YOUR TASK: Report how many lines of the entries below contain the word "الله", and nothing more.
======== EXERCISE MATERIAL
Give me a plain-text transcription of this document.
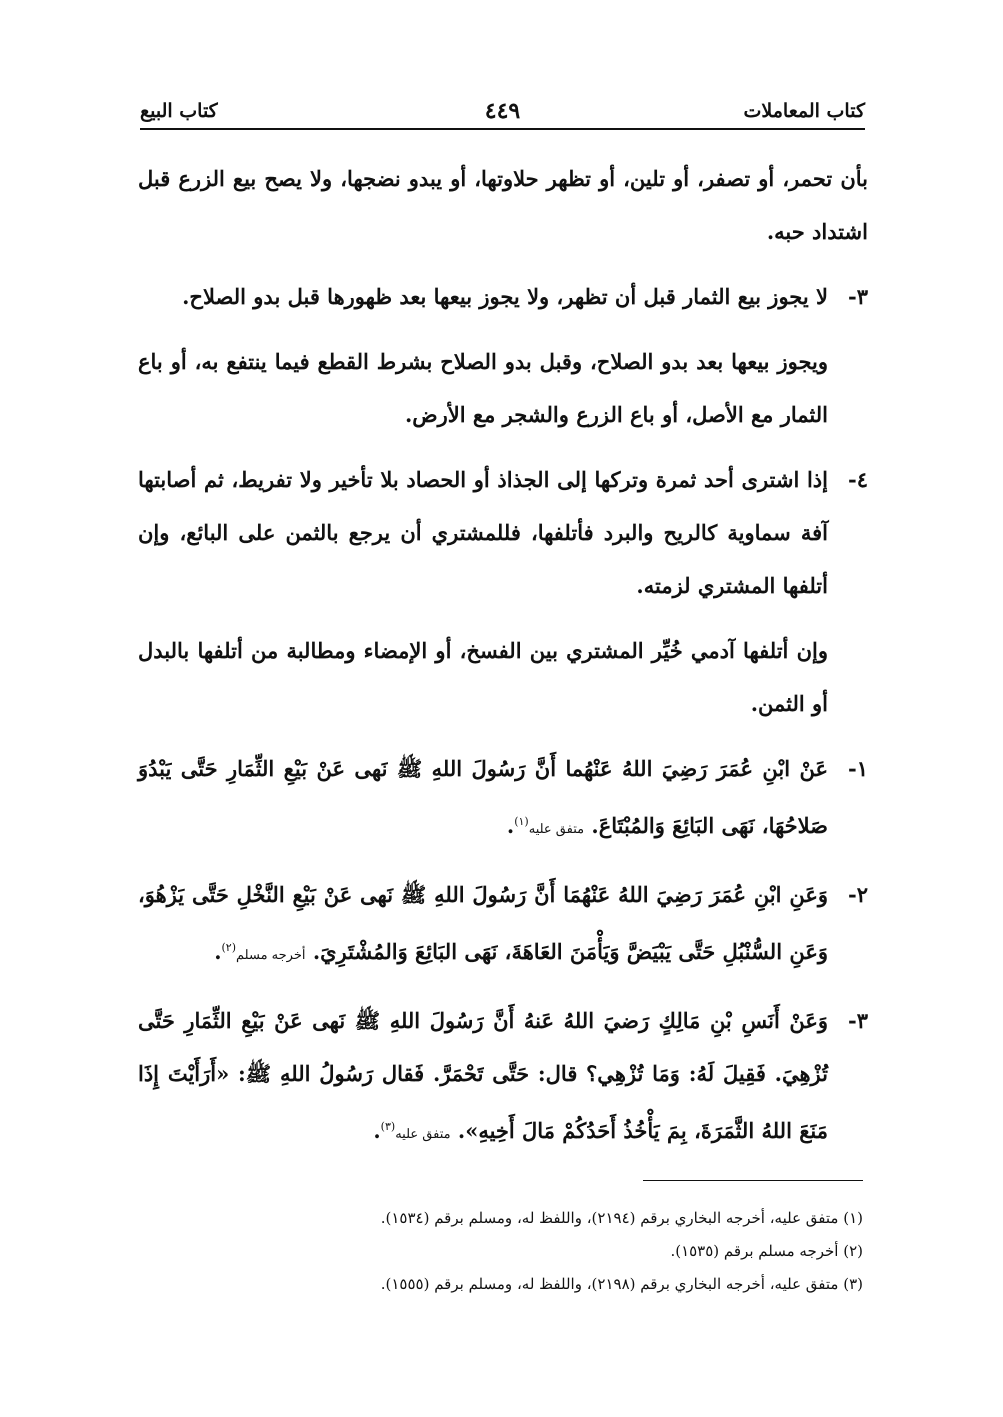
كتاب المعاملات
٤٤٩
كتاب البيع

بأن تحمر، أو تصفر، أو تلين، أو تظهر حلاوتها، أو يبدو نضجها، ولا يصح بيع الزرع قبل اشتداد حبه.

٣-
لا يجوز بيع الثمار قبل أن تظهر، ولا يجوز بيعها بعد ظهورها قبل بدو الصلاح.

ويجوز بيعها بعد بدو الصلاح، وقبل بدو الصلاح بشرط القطع فيما ينتفع به، أو باع الثمار مع الأصل، أو باع الزرع والشجر مع الأرض.

٤-
إذا اشترى أحد ثمرة وتركها إلى الجذاذ أو الحصاد بلا تأخير ولا تفريط، ثم أصابتها آفة سماوية كالريح والبرد فأتلفها، فللمشتري أن يرجع بالثمن على البائع، وإن أتلفها المشتري لزمته.

وإن أتلفها آدمي خُيِّر المشتري بين الفسخ، أو الإمضاء ومطالبة من أتلفها بالبدل أو الثمن.

١-
عَنْ ابْنِ عُمَرَ رَضِيَ اللهُ عَنْهُما أَنَّ رَسُولَ اللهِ ﷺ نَهى عَنْ بَيْعِ الثِّمَارِ حَتَّى يَبْدُوَ صَلاحُهَا، نَهَى البَائِعَ وَالمُبْتَاعَ. متفق عليه$^{(١)}$.
٢-
وَعَنِ ابْنِ عُمَرَ رَضِيَ اللهُ عَنْهُمَا أَنَّ رَسُولَ اللهِ ﷺ نَهى عَنْ بَيْعِ النَّخْلِ حَتَّى يَزْهُوَ، وَعَنِ السُّنْبُلِ حَتَّى يَبْيَضَّ وَيَأْمَنَ العَاهَةَ، نَهَى البَائِعَ وَالمُشْتَرِيَ. أخرجه مسلم$^{(٢)}$.
٣-
وَعَنْ أَنَسِ بْنِ مَالِكٍ رَضيَ اللهُ عَنهُ أَنَّ رَسُولَ اللهِ ﷺ نَهى عَنْ بَيْعِ الثِّمَارِ حَتَّى تُزْهِيَ. فَقِيلَ لَهُ: وَمَا تُزْهِي؟ قال: حَتَّى تَحْمَرَّ. فَقال رَسُولُ اللهِ ﷺ: «أَرَأَيْتَ إِذَا مَنَعَ اللهُ الثَّمَرَةَ، بِمَ يَأْخُذُ أَحَدُكُمْ مَالَ أَخِيهِ». متفق عليه$^{(٣)}$.
(١) متفق عليه، أخرجه البخاري برقم (٢١٩٤)، واللفظ له، ومسلم برقم (١٥٣٤).
(٢) أخرجه مسلم برقم (١٥٣٥).
(٣) متفق عليه، أخرجه البخاري برقم (٢١٩٨)، واللفظ له، ومسلم برقم (١٥٥٥).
================
RESULT OF THIS TASK: 3